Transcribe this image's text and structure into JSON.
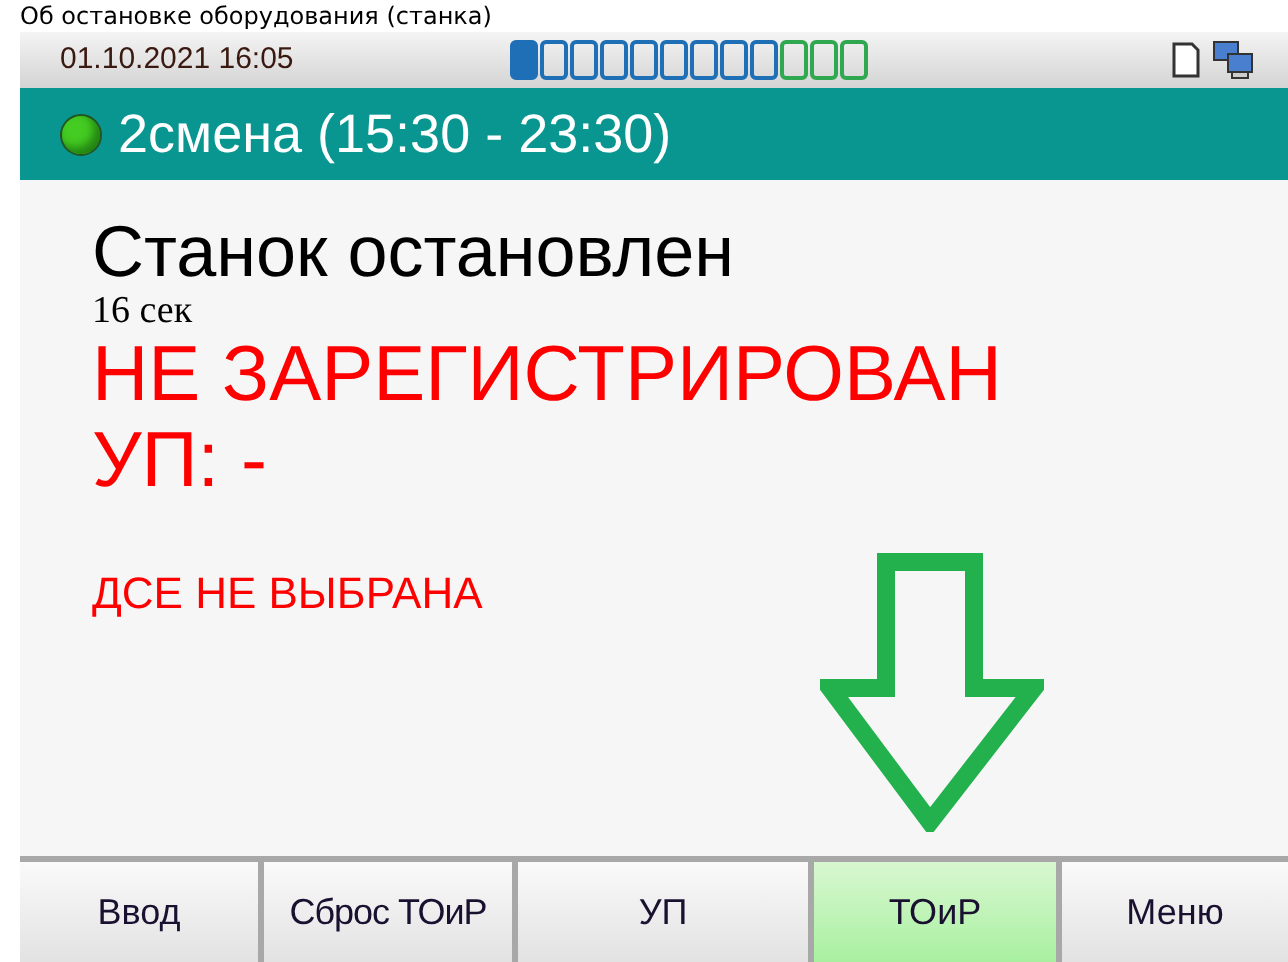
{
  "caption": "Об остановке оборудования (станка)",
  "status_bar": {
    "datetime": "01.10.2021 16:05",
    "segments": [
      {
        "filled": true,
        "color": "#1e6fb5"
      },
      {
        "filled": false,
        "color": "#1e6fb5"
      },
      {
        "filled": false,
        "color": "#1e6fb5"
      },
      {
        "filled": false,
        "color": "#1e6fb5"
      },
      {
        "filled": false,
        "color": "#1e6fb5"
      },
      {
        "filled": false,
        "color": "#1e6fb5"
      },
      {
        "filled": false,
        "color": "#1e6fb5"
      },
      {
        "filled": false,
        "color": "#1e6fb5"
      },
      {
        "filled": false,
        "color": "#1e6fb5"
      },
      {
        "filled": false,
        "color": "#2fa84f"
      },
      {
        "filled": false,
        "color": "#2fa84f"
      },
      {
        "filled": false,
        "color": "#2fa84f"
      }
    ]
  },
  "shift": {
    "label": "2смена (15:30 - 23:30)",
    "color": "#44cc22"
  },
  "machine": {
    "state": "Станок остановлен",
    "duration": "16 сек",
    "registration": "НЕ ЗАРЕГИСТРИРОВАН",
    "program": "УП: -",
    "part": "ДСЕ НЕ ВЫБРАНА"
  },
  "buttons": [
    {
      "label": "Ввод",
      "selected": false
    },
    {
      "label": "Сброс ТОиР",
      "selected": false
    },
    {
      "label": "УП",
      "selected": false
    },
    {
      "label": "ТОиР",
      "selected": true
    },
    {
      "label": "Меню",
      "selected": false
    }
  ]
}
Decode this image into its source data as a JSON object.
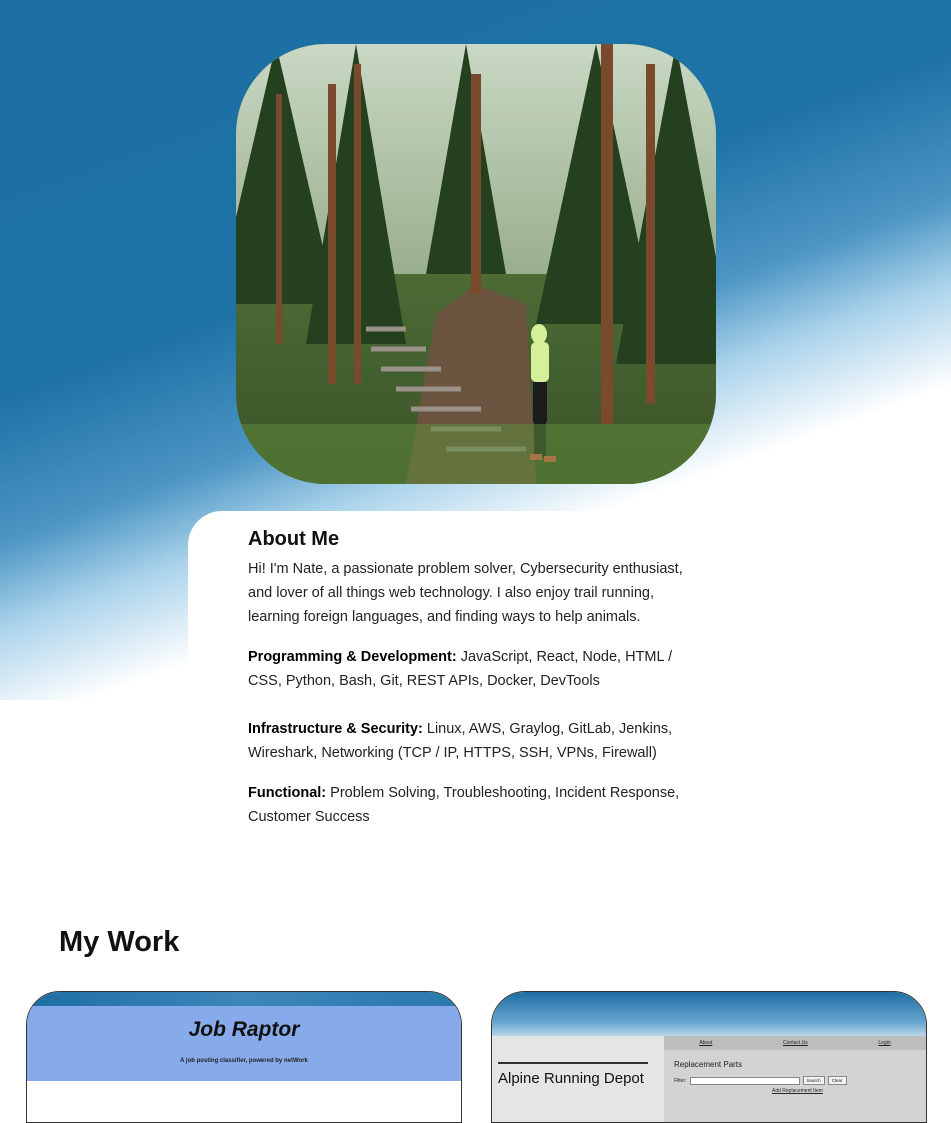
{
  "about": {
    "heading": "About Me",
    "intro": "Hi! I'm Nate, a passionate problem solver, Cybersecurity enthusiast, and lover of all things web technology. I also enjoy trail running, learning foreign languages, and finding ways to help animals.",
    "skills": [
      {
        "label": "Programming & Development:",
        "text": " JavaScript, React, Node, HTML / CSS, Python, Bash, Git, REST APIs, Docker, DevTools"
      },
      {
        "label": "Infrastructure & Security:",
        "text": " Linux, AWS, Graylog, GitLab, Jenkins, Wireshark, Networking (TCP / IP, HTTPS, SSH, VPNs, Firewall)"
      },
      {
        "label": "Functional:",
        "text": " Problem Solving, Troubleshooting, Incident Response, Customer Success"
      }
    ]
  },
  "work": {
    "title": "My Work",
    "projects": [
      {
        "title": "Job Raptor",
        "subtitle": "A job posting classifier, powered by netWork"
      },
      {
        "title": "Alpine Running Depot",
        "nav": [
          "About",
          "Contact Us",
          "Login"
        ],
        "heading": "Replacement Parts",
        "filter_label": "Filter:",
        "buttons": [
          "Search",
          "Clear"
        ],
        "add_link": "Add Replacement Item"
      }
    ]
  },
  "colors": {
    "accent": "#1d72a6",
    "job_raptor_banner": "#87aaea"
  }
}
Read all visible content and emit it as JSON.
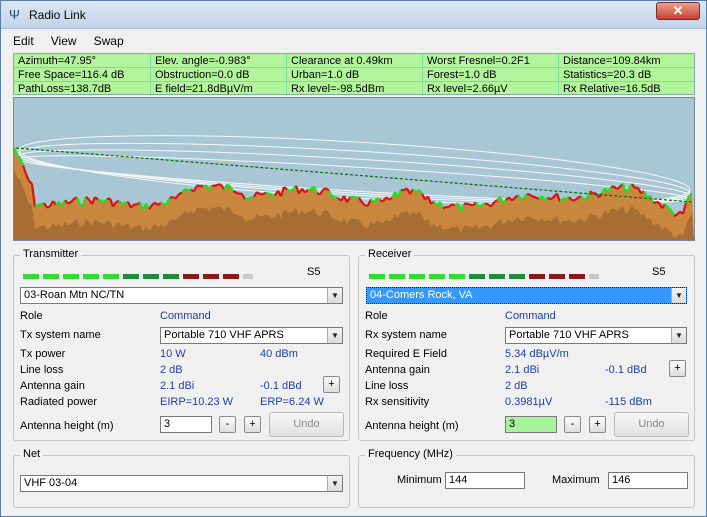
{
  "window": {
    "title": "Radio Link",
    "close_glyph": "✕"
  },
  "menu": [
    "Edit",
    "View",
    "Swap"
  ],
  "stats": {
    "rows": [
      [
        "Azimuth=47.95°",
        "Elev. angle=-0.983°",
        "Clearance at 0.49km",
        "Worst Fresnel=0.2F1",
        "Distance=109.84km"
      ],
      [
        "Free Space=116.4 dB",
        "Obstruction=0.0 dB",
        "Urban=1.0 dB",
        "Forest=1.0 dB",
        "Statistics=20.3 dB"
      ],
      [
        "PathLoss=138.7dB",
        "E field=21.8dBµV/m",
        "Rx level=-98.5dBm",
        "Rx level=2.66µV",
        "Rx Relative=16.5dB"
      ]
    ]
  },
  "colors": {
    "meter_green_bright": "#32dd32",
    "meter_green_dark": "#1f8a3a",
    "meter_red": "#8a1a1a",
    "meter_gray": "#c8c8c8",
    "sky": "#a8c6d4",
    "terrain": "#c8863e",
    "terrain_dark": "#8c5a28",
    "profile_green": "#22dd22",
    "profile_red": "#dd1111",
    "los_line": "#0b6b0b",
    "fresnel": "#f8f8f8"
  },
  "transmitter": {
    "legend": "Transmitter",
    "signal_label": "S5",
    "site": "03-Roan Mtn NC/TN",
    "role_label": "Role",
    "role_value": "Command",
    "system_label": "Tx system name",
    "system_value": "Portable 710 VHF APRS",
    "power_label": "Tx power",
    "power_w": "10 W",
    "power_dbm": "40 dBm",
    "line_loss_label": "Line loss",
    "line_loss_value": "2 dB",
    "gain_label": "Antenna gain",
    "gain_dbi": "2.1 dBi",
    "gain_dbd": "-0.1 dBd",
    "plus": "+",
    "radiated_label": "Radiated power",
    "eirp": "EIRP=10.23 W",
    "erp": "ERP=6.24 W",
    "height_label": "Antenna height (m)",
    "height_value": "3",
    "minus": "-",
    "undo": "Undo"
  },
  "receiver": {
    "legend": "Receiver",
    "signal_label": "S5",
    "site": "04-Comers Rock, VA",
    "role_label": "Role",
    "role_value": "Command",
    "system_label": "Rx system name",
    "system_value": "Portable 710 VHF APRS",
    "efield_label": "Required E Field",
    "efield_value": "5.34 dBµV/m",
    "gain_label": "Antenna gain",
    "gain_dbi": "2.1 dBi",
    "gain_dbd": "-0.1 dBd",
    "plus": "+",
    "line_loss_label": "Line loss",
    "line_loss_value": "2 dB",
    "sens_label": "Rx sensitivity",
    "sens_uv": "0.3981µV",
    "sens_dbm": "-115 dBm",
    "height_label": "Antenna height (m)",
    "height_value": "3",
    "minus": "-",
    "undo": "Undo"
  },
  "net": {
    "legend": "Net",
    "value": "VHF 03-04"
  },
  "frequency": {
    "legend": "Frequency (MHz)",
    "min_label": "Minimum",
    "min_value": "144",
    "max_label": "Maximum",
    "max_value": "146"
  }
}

----------------

Task statement – Scan the material above. Copy each line that holds the word "legend".

Result –
    "legend": "Transmitter",
    "legend": "Receiver",
    "legend": "Net",
    "legend": "Frequency (MHz)",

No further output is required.